┌──
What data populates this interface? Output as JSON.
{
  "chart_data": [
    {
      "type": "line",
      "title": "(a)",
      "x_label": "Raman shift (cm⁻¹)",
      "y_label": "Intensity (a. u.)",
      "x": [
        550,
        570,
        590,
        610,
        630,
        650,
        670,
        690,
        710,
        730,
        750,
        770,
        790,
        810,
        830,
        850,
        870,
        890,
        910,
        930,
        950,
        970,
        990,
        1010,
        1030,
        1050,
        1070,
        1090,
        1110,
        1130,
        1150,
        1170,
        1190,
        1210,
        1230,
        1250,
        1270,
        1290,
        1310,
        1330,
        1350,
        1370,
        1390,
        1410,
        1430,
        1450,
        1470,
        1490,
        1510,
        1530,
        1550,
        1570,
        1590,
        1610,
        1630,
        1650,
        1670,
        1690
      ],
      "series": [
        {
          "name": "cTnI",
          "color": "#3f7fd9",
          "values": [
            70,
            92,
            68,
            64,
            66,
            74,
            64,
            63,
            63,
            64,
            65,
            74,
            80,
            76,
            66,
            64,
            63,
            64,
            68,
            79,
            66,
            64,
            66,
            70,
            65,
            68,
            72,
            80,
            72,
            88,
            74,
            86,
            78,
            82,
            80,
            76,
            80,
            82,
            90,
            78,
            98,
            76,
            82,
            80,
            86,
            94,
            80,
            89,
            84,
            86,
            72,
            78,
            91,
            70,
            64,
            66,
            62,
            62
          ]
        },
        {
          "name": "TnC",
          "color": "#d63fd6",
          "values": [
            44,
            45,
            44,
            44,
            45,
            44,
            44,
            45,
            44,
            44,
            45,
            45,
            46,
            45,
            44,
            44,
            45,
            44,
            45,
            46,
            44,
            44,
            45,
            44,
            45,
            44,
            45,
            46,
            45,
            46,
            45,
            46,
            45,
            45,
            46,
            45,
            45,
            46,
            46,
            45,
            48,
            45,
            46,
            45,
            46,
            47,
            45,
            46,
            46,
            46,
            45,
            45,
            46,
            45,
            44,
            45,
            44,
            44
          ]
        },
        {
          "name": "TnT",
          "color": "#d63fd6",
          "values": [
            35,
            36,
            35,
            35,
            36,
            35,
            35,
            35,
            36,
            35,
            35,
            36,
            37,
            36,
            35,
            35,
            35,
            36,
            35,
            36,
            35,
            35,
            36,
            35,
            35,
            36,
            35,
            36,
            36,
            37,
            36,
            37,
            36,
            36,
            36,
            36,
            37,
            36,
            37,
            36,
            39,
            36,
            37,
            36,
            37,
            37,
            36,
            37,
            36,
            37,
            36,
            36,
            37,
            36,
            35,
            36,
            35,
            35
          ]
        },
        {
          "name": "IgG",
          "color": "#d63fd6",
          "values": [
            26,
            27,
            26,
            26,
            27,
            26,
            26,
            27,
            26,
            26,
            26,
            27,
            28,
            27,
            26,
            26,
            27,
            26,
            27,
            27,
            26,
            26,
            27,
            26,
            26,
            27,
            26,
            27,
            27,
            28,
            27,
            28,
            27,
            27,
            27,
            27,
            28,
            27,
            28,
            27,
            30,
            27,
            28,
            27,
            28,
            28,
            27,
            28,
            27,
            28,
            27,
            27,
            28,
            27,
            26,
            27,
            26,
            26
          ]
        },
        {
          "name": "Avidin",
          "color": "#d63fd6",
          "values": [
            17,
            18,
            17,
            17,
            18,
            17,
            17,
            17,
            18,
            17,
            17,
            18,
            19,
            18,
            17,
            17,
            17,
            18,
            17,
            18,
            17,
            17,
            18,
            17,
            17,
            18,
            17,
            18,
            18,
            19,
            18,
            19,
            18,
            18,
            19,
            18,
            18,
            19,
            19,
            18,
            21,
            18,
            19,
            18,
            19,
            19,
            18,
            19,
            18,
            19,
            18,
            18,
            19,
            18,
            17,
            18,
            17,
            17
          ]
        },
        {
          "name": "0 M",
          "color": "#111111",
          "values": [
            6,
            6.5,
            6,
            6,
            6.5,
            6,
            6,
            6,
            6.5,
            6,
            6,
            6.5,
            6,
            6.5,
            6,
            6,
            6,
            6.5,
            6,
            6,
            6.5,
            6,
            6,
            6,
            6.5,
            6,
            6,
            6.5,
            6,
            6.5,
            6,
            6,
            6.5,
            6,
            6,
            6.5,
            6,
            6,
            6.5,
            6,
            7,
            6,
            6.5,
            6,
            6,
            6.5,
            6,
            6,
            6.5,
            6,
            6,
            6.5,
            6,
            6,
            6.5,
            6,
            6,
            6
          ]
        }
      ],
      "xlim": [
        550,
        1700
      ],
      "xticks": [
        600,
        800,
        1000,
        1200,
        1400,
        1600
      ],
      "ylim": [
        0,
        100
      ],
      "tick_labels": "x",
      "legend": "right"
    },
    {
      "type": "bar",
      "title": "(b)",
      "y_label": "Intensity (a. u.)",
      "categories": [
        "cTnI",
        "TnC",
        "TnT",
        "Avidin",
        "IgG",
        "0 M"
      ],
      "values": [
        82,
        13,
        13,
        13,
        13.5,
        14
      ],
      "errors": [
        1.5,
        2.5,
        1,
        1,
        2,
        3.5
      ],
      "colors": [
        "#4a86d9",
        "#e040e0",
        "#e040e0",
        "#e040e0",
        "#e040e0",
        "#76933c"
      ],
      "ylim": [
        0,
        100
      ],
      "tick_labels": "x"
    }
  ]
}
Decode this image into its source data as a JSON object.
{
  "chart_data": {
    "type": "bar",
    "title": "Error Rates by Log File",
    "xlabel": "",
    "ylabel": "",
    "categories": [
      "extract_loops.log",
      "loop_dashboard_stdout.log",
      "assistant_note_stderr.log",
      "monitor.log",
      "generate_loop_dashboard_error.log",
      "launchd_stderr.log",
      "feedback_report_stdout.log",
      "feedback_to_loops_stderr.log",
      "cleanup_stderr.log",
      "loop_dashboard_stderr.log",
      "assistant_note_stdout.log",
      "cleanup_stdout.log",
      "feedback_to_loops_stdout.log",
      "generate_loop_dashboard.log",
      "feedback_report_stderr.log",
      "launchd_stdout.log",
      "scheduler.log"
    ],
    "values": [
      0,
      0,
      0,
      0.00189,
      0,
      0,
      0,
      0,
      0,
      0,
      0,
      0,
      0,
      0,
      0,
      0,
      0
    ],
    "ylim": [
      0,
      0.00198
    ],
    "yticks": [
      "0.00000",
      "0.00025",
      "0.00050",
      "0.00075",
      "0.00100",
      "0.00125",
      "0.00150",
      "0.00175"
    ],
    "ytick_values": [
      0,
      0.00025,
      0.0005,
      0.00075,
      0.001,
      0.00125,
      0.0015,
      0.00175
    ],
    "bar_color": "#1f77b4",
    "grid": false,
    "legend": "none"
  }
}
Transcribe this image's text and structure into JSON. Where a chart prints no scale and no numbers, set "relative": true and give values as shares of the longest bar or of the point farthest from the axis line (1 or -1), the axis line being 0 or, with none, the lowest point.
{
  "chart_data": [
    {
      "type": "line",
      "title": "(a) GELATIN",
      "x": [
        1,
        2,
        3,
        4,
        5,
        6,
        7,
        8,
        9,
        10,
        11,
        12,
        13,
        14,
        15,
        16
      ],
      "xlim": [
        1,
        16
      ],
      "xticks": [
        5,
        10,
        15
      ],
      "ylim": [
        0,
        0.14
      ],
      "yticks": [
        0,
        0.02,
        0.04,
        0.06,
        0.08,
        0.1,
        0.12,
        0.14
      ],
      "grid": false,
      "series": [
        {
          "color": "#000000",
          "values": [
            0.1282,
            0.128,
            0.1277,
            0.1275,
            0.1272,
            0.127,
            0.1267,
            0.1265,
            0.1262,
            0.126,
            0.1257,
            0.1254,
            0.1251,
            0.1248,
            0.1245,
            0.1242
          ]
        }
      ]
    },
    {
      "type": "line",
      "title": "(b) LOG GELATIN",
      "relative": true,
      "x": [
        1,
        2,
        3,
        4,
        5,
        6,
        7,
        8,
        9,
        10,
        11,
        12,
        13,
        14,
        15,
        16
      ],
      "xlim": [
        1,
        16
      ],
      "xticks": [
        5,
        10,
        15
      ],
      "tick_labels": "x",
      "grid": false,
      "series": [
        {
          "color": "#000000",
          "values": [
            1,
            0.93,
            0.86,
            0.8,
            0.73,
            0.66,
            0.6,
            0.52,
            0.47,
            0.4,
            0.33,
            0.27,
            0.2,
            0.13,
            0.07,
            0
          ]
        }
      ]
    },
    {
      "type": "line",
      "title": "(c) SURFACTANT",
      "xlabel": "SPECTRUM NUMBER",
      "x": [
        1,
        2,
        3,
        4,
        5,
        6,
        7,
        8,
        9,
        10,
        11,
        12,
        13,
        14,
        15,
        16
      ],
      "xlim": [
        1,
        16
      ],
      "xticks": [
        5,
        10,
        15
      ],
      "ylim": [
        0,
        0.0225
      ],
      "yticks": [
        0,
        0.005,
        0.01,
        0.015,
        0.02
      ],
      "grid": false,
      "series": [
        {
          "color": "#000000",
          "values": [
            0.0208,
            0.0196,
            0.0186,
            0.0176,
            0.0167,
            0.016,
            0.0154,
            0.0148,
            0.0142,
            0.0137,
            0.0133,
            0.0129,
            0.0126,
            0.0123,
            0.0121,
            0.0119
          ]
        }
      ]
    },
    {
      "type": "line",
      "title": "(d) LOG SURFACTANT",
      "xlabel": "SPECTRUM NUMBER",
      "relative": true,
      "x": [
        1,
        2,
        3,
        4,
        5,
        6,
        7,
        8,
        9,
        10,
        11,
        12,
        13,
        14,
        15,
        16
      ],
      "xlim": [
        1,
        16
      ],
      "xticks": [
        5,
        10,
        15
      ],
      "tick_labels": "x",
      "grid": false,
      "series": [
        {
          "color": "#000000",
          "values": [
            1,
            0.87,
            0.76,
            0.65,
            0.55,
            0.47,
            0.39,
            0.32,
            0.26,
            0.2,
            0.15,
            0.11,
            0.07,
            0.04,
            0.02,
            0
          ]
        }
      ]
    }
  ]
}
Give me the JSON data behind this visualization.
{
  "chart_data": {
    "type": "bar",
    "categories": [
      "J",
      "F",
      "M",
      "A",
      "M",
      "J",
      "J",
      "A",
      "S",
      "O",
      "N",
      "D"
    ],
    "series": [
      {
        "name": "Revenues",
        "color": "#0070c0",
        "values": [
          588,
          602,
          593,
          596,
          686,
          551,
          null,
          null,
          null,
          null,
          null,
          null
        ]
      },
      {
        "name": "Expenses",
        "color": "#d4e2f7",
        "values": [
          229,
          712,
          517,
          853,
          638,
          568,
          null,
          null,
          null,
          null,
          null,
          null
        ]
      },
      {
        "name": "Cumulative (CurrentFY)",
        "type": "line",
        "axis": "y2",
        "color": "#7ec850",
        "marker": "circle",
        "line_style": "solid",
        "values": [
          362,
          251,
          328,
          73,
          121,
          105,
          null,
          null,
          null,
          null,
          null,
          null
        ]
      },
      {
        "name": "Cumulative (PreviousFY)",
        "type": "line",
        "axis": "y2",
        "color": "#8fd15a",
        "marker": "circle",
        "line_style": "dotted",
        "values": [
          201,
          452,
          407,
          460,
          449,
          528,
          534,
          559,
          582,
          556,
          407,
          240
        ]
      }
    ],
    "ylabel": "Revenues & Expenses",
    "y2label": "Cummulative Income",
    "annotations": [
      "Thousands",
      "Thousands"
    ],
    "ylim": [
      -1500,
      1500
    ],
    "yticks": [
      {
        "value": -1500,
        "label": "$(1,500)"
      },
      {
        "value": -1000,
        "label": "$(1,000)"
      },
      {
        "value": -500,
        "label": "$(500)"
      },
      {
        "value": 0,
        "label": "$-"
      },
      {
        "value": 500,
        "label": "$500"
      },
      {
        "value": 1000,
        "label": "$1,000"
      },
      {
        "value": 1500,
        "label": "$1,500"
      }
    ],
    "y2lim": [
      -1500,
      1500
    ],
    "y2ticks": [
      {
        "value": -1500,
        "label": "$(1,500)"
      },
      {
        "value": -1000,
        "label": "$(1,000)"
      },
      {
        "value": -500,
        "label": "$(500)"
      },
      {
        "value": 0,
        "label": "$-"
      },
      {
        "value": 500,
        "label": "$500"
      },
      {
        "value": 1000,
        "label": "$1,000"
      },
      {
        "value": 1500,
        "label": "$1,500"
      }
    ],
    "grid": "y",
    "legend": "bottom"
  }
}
└──
▸ **PROMPT**:
For the string "image", count the lines of the entries above that include it; answer with the number only.

▸ **RESULT BELOW**:
2